▶ [REQUIREMENT]:
Show each line of the data below that has the string "parmi" in it.

· · · ·

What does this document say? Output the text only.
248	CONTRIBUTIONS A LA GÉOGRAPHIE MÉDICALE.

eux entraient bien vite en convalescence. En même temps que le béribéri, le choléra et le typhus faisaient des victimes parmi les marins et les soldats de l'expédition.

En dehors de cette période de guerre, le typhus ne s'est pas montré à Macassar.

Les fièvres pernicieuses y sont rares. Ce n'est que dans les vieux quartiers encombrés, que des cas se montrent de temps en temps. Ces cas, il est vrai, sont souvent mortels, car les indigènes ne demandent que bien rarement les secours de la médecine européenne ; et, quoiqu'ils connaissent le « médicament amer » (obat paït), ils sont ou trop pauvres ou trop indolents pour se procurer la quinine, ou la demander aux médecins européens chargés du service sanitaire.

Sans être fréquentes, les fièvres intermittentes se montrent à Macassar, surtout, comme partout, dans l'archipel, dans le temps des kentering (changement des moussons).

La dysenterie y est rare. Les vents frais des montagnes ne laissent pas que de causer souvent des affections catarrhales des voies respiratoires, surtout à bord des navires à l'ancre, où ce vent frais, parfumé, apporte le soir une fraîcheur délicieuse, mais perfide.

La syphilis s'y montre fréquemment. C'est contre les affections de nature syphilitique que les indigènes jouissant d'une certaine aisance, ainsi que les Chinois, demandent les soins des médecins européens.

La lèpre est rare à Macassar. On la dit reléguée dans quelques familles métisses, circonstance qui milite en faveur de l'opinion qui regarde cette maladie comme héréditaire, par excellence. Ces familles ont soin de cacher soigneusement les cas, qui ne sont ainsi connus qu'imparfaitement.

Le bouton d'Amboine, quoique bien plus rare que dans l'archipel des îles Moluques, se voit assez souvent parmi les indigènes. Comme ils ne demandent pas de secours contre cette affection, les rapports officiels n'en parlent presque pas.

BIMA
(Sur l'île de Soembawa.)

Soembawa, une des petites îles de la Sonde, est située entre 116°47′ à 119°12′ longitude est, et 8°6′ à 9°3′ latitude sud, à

· · · ·

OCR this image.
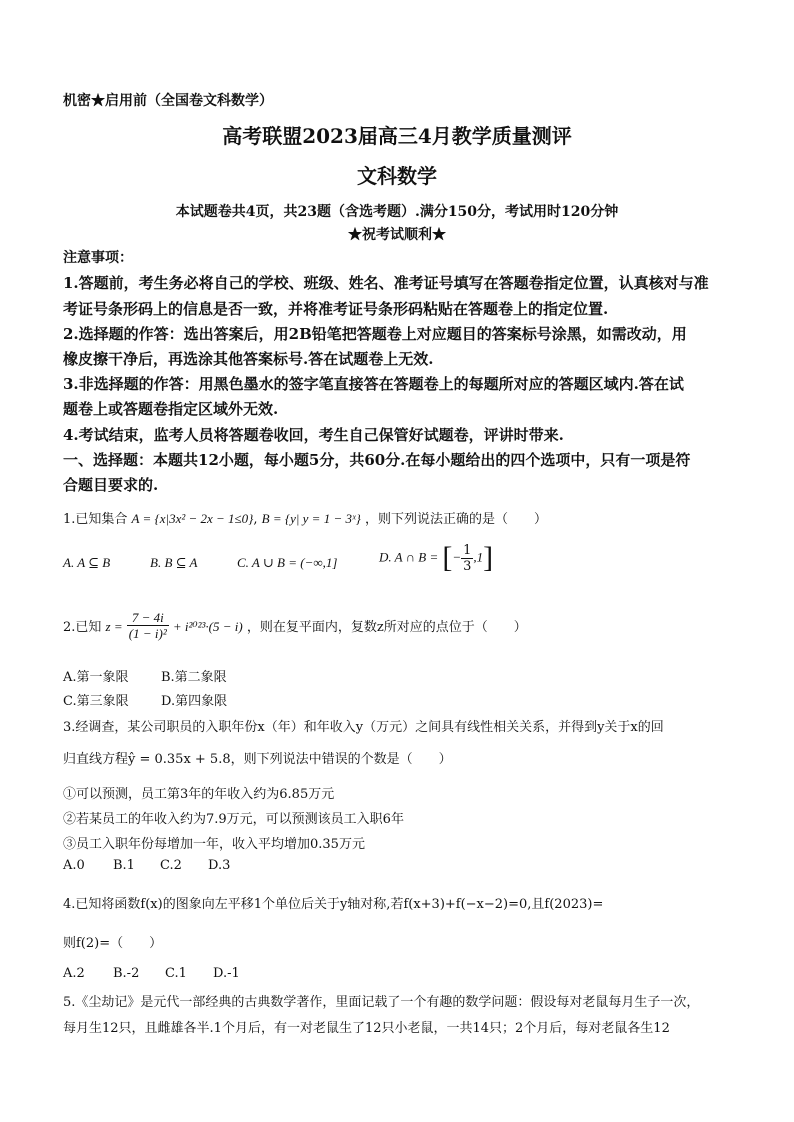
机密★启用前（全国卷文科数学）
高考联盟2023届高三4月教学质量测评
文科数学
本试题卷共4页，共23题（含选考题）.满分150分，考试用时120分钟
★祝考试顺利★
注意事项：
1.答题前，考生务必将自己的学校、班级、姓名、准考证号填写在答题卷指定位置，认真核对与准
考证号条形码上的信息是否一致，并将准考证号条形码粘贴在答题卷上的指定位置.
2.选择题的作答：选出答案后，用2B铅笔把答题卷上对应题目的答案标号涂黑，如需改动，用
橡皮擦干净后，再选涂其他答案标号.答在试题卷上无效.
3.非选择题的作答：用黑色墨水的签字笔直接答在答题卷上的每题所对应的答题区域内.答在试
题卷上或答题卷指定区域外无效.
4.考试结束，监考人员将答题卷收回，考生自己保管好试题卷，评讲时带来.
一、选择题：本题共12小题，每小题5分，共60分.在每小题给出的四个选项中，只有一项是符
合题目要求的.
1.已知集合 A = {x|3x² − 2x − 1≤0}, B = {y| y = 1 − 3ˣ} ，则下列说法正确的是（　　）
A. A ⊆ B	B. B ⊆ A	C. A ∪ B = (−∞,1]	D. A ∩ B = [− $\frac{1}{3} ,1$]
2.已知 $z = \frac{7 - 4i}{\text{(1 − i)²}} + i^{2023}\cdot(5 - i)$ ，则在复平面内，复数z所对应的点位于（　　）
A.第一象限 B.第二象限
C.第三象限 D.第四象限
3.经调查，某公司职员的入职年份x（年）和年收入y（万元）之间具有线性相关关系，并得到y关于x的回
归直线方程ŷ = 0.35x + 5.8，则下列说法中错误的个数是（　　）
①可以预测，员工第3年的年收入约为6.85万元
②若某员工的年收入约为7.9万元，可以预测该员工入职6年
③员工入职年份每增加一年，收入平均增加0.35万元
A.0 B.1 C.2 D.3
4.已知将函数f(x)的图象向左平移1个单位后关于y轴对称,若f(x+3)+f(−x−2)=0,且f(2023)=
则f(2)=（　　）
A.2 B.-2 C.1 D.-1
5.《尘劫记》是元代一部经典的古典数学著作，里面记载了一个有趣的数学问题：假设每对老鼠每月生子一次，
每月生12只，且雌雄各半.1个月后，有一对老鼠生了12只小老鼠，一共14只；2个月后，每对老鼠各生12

· · · ·

▶ [COMPLETE OUTPUT]:
eux entraient bien vite en convalescence. En même temps que le béribéri, le choléra et le typhus faisaient des victimes parmi les marins et les soldats de l'expédition.
Le bouton d'Amboine, quoique bien plus rare que dans l'archipel des îles Moluques, se voit assez souvent parmi les indigènes. Comme ils ne demandent pas de secours contre cette affection, les rapports officiels n'en parlent presque pas.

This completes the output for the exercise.